Search the listing below for the string "First" and copy every line where it occurs.

Data entries:
--- start ---

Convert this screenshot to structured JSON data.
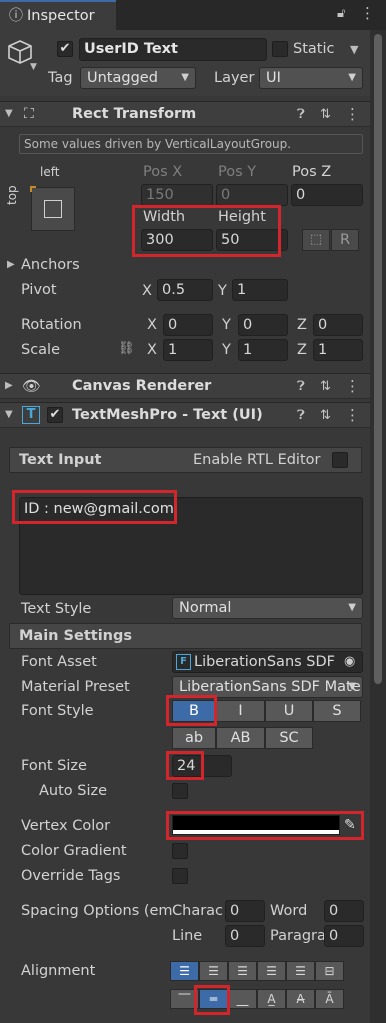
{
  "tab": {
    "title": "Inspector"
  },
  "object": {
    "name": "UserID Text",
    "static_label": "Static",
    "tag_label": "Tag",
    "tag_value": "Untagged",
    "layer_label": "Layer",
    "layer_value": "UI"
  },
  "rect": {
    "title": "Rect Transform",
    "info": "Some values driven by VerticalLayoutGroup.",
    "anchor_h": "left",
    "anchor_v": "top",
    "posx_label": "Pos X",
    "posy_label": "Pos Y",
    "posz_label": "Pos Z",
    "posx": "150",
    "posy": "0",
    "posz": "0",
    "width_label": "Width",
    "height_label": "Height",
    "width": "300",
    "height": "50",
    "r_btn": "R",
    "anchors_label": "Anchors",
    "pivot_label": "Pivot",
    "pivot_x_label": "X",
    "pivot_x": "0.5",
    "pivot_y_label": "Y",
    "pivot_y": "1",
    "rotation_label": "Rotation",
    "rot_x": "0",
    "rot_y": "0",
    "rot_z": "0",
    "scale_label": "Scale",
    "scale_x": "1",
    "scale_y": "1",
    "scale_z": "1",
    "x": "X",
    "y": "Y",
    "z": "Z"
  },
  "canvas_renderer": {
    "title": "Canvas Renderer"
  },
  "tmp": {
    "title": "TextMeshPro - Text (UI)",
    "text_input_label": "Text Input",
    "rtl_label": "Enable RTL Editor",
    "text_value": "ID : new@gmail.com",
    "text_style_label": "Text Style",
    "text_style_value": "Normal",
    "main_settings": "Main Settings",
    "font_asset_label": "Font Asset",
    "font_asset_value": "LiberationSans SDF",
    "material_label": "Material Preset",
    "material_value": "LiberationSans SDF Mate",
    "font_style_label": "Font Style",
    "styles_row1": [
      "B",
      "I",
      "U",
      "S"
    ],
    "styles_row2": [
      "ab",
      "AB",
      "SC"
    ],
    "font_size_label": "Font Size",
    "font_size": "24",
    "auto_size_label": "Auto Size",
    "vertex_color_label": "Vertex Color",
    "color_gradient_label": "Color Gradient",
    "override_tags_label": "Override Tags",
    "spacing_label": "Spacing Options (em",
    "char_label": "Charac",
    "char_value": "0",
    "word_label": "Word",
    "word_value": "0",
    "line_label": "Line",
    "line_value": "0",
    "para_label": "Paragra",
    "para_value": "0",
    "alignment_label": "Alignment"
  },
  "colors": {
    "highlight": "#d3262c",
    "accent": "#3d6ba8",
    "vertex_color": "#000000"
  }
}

--- end ---
--- start ---

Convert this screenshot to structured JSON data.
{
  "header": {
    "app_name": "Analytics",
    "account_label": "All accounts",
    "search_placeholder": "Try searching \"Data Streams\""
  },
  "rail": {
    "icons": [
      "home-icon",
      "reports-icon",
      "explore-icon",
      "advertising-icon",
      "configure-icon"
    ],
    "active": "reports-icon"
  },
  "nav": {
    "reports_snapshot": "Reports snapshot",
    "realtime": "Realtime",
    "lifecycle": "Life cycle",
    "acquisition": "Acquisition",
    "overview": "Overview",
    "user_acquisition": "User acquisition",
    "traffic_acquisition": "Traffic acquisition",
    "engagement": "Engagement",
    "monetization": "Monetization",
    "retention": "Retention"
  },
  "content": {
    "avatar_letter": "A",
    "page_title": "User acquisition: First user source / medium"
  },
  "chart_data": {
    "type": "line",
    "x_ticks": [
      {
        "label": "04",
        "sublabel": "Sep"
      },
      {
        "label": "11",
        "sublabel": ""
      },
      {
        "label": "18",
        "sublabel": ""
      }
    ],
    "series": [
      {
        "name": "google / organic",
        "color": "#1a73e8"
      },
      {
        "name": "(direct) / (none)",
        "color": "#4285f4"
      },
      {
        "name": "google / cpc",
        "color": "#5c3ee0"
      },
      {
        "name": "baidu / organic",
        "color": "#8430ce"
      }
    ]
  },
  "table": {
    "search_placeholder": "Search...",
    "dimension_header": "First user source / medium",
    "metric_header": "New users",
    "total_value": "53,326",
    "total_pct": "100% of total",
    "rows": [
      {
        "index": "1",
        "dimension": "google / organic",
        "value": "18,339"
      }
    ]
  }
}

--- end ---

▶ Answer to this task:
    "page_title": "User acquisition: First user source / medium"
    "dimension_header": "First user source / medium",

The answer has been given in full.